(Lines of data)
──────────
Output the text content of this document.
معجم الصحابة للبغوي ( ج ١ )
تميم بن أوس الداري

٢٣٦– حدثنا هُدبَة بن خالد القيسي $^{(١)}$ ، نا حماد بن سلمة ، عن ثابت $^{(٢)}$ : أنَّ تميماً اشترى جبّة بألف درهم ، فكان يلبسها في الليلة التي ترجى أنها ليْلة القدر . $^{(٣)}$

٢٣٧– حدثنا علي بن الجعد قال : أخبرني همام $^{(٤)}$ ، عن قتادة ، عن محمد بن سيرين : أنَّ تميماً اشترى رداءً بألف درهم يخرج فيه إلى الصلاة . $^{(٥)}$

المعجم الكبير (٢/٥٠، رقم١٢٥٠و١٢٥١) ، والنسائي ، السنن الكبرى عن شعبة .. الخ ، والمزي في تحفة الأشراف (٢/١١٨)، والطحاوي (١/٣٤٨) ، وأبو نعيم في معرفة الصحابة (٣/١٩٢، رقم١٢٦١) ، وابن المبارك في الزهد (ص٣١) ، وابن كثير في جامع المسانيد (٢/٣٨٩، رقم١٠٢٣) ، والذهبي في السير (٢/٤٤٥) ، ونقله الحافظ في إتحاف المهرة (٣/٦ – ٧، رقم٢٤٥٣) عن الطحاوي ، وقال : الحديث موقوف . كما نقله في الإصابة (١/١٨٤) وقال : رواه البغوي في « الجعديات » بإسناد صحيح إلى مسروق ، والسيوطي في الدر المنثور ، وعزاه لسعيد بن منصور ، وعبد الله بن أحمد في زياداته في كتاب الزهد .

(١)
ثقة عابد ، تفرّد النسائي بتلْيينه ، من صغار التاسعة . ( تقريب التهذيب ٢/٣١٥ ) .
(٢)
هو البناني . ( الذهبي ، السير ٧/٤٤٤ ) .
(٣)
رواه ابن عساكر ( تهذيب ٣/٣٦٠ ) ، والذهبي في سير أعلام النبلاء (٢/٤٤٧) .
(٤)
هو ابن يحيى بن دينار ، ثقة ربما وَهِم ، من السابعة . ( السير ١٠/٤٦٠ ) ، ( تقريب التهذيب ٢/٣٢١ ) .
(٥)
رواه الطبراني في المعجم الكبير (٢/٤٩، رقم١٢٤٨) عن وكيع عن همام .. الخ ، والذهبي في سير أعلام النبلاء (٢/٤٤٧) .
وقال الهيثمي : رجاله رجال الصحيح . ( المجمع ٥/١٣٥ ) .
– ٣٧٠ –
──────────
Task statement:
Copy out every line of the material above that mentions the word "تميما".

Answer to the problem:
٢٣٦– حدثنا هُدبَة بن خالد القيسي $^{(١)}$ ، نا حماد بن سلمة ، عن ثابت $^{(٢)}$ : أنَّ تميماً اشترى جبّة بألف درهم ، فكان يلبسها في الليلة التي ترجى أنها ليْلة القدر . $^{(٣)}$
٢٣٧– حدثنا علي بن الجعد قال : أخبرني همام $^{(٤)}$ ، عن قتادة ، عن محمد بن سيرين : أنَّ تميماً اشترى رداءً بألف درهم يخرج فيه إلى الصلاة . $^{(٥)}$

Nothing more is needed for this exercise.